Start Information given

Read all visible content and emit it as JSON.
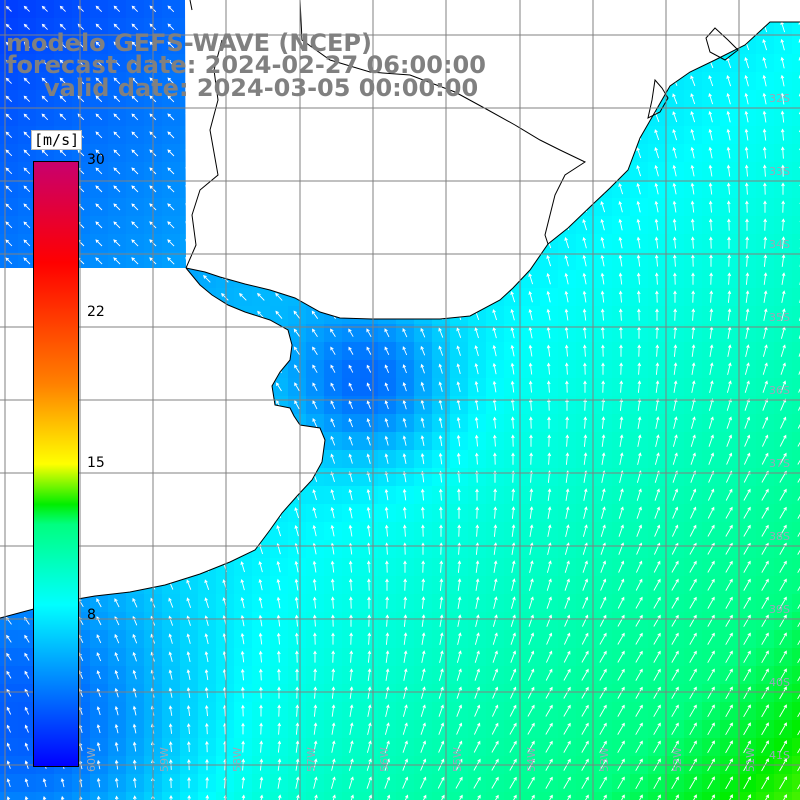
{
  "title": {
    "line1": "modelo GEFS-WAVE (NCEP)",
    "line2": "forecast date: 2024-02-27 06:00:00",
    "line3": "valid date: 2024-03-05 00:00:00"
  },
  "colors": {
    "title_text": "#808080",
    "land": "#ffffff",
    "grid": "#808080",
    "coastline": "#000000",
    "arrow": "#ffffff"
  },
  "legend": {
    "unit": "[m/s]",
    "ticks": [
      "30",
      "22",
      "15",
      "8"
    ],
    "tick_values": [
      30,
      22,
      15,
      8
    ],
    "range": [
      0,
      30
    ],
    "stops": [
      {
        "value": 0,
        "color": "#0000ff"
      },
      {
        "value": 4,
        "color": "#0080ff"
      },
      {
        "value": 8,
        "color": "#00ffff"
      },
      {
        "value": 12,
        "color": "#00ff80"
      },
      {
        "value": 13,
        "color": "#00ee00"
      },
      {
        "value": 15,
        "color": "#ffff00"
      },
      {
        "value": 19,
        "color": "#ff8000"
      },
      {
        "value": 22,
        "color": "#ff4000"
      },
      {
        "value": 25,
        "color": "#ff0000"
      },
      {
        "value": 30,
        "color": "#c8006e"
      }
    ]
  },
  "map": {
    "field": "wind speed",
    "latitude_labels": [
      "32S",
      "33S",
      "34S",
      "35S",
      "36S",
      "37S",
      "38S",
      "39S",
      "40S",
      "41S"
    ],
    "longitude_labels": [
      "60W",
      "59W",
      "58W",
      "57W",
      "56W",
      "55W",
      "54W",
      "53W",
      "52W",
      "51W"
    ]
  }
}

End Information given

Work to complete:
Without including any picture, repeat the data exactly.

Solution to this exercise:
Read all visible content and emit it as JSON.
{
  "title": {
    "line1": "modelo GEFS-WAVE (NCEP)",
    "line2": "forecast date: 2024-02-27 06:00:00",
    "line3": "valid date: 2024-03-05 00:00:00"
  },
  "colors": {
    "title_text": "#808080",
    "land": "#ffffff",
    "grid": "#808080",
    "coastline": "#000000",
    "arrow": "#ffffff"
  },
  "legend": {
    "unit": "[m/s]",
    "ticks": [
      "30",
      "22",
      "15",
      "8"
    ],
    "tick_values": [
      30,
      22,
      15,
      8
    ],
    "range": [
      0,
      30
    ],
    "stops": [
      {
        "value": 0,
        "color": "#0000ff"
      },
      {
        "value": 4,
        "color": "#0080ff"
      },
      {
        "value": 8,
        "color": "#00ffff"
      },
      {
        "value": 12,
        "color": "#00ff80"
      },
      {
        "value": 13,
        "color": "#00ee00"
      },
      {
        "value": 15,
        "color": "#ffff00"
      },
      {
        "value": 19,
        "color": "#ff8000"
      },
      {
        "value": 22,
        "color": "#ff4000"
      },
      {
        "value": 25,
        "color": "#ff0000"
      },
      {
        "value": 30,
        "color": "#c8006e"
      }
    ]
  },
  "map": {
    "field": "wind speed",
    "latitude_labels": [
      "32S",
      "33S",
      "34S",
      "35S",
      "36S",
      "37S",
      "38S",
      "39S",
      "40S",
      "41S"
    ],
    "longitude_labels": [
      "60W",
      "59W",
      "58W",
      "57W",
      "56W",
      "55W",
      "54W",
      "53W",
      "52W",
      "51W"
    ]
  }
}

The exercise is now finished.